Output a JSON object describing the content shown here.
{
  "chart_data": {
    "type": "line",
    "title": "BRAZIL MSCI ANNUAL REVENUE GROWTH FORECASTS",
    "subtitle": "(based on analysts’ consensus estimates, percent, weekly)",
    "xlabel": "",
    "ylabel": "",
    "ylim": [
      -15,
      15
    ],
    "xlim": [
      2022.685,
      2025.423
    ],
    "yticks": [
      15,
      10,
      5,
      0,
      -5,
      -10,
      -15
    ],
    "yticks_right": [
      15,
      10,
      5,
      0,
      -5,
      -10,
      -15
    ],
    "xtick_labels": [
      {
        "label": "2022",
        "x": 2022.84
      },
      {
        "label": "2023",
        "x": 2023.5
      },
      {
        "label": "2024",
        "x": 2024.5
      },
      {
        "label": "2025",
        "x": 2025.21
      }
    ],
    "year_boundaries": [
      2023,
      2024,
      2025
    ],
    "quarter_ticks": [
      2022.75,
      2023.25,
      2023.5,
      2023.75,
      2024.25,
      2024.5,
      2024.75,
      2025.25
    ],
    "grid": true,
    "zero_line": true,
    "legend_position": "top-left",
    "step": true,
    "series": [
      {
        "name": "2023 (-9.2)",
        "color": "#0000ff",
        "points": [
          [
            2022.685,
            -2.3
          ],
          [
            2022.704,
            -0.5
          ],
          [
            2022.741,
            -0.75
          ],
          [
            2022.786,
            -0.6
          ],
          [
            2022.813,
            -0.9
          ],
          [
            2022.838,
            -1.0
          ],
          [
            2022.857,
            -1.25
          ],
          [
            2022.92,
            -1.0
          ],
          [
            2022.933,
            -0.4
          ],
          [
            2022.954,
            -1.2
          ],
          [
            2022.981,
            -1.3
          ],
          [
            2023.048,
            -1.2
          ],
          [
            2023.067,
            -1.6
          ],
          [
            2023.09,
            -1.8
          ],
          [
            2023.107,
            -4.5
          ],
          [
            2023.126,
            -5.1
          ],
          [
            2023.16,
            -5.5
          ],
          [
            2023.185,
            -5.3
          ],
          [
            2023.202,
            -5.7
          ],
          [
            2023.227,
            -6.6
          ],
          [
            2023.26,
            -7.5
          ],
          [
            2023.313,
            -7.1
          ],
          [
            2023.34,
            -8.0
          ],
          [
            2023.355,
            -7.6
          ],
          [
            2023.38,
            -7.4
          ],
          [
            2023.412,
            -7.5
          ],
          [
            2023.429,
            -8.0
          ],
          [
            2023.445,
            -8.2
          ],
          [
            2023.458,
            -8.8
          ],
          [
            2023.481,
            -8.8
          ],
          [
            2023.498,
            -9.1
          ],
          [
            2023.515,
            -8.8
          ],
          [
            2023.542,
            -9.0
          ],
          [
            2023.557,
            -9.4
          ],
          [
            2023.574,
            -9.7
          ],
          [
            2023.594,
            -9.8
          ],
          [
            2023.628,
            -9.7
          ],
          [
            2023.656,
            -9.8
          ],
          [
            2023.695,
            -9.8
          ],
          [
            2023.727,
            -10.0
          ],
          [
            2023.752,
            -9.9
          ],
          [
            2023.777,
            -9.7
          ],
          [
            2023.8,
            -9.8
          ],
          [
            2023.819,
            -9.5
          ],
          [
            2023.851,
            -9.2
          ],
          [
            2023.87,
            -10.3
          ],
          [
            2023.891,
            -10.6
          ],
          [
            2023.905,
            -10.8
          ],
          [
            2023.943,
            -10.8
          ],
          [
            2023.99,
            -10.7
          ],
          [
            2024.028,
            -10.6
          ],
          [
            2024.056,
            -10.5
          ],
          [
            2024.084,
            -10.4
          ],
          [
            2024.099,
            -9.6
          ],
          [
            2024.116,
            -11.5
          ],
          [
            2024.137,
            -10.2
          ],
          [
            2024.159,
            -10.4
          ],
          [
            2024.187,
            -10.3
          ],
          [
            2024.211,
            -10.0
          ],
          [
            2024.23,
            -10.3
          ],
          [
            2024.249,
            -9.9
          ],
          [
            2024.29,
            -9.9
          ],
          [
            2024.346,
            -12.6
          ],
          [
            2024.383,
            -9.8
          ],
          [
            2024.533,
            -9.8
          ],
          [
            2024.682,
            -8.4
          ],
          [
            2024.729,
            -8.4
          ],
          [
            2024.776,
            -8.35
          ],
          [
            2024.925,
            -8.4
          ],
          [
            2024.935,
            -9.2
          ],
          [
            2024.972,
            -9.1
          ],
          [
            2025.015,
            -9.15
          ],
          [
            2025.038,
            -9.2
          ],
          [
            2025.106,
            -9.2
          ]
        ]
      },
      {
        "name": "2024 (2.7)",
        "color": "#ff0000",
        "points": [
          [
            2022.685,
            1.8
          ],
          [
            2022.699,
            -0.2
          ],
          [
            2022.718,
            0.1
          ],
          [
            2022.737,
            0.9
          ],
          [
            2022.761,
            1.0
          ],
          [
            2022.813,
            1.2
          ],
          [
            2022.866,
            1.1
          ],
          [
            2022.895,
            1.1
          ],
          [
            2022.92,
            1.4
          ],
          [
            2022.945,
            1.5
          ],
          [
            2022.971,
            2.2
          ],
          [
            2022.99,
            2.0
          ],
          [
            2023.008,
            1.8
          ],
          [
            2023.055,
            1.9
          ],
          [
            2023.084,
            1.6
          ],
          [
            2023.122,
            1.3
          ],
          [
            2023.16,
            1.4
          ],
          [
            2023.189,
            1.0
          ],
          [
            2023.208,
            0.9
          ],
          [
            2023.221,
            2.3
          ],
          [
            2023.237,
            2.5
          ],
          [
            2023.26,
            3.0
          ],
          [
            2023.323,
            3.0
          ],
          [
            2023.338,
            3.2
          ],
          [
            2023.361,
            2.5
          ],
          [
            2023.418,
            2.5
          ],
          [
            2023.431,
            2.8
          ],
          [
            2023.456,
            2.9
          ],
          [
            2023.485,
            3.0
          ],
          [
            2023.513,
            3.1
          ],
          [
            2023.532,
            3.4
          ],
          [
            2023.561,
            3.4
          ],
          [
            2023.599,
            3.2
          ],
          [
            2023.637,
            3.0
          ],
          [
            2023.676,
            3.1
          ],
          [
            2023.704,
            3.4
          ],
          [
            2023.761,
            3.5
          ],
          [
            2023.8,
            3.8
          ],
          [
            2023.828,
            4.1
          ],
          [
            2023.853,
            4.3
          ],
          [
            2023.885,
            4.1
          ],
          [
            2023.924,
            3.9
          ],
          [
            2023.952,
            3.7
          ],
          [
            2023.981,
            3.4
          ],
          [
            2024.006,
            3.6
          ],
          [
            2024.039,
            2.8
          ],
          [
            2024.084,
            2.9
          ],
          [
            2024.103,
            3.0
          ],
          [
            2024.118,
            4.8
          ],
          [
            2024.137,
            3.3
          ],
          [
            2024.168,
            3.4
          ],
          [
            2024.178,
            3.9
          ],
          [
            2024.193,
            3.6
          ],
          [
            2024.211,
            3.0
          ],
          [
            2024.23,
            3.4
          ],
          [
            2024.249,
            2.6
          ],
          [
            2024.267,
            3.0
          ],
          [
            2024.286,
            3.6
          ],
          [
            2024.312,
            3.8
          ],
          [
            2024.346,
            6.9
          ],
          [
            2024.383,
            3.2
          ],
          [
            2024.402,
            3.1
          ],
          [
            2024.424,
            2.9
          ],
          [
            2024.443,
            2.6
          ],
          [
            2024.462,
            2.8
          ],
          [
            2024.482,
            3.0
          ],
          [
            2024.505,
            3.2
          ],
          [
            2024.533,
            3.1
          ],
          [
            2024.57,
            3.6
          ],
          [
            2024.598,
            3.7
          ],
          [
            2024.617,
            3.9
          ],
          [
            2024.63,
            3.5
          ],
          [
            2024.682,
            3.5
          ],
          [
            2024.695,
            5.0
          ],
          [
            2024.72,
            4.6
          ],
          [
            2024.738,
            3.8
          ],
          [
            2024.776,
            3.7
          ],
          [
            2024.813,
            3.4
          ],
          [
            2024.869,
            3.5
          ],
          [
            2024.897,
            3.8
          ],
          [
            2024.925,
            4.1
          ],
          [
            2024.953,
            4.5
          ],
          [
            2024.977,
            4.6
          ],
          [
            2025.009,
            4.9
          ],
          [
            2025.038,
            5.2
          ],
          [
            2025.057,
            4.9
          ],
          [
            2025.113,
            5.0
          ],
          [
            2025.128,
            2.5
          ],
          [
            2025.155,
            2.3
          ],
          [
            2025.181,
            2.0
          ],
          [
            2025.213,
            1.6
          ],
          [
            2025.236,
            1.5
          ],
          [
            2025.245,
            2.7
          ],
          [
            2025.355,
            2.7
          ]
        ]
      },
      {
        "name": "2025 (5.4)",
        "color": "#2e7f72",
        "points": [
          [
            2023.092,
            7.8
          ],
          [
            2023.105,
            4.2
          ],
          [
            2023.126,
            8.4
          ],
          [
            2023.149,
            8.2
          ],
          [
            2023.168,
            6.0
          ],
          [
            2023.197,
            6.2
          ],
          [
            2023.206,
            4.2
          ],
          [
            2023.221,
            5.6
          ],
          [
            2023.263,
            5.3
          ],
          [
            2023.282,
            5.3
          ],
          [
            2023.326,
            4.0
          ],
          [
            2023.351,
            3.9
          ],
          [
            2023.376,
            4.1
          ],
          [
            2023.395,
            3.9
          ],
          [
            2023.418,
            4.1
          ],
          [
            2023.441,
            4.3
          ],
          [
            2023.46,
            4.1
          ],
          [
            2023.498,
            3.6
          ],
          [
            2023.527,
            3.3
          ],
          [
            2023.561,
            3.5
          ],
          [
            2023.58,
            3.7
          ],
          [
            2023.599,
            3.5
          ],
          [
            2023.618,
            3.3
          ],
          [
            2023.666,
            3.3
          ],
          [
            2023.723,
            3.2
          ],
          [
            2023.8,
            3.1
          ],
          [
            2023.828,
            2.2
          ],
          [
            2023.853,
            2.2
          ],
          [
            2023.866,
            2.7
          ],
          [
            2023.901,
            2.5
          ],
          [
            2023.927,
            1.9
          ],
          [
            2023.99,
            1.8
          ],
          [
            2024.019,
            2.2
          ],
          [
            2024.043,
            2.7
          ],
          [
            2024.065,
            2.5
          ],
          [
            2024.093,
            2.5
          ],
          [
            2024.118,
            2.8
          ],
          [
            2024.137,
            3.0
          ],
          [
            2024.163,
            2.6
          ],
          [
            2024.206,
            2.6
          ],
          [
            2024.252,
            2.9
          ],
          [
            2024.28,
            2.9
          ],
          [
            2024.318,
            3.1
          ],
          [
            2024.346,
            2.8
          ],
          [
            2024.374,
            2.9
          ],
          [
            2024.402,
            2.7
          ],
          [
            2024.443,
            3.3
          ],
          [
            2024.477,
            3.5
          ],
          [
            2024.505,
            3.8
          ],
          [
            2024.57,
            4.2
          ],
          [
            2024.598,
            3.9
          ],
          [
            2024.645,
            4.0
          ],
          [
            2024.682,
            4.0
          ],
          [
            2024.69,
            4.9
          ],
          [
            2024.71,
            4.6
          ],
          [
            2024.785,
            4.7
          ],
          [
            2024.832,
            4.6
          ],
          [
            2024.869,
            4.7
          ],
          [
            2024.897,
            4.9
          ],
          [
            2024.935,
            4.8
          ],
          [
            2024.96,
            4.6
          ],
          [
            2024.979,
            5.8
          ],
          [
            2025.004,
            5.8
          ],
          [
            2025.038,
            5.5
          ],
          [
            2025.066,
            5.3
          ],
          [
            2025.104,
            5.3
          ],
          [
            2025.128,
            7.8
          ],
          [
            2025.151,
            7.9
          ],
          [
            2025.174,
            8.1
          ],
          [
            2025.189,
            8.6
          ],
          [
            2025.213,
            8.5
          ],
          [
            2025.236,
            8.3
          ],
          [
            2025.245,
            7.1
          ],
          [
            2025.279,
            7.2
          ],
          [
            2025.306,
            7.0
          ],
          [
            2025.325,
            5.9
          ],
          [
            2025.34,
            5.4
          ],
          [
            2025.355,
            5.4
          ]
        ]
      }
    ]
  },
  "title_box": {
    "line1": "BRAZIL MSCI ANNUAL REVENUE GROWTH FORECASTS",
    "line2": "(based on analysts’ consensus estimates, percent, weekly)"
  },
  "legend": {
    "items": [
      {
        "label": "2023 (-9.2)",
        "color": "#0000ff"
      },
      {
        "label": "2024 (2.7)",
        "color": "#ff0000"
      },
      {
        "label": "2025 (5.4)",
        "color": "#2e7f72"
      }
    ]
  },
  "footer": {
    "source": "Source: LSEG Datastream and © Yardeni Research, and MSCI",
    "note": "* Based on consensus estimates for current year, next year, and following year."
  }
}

┄┄┄┄┄┄

What the task requires
Using the listing above, pick out each line that contains the word "analysts", then copy it.

Answer to the exercise
    "subtitle": "(based on analysts’ consensus estimates, percent, weekly)",
    "line2": "(based on analysts’ consensus estimates, percent, weekly)"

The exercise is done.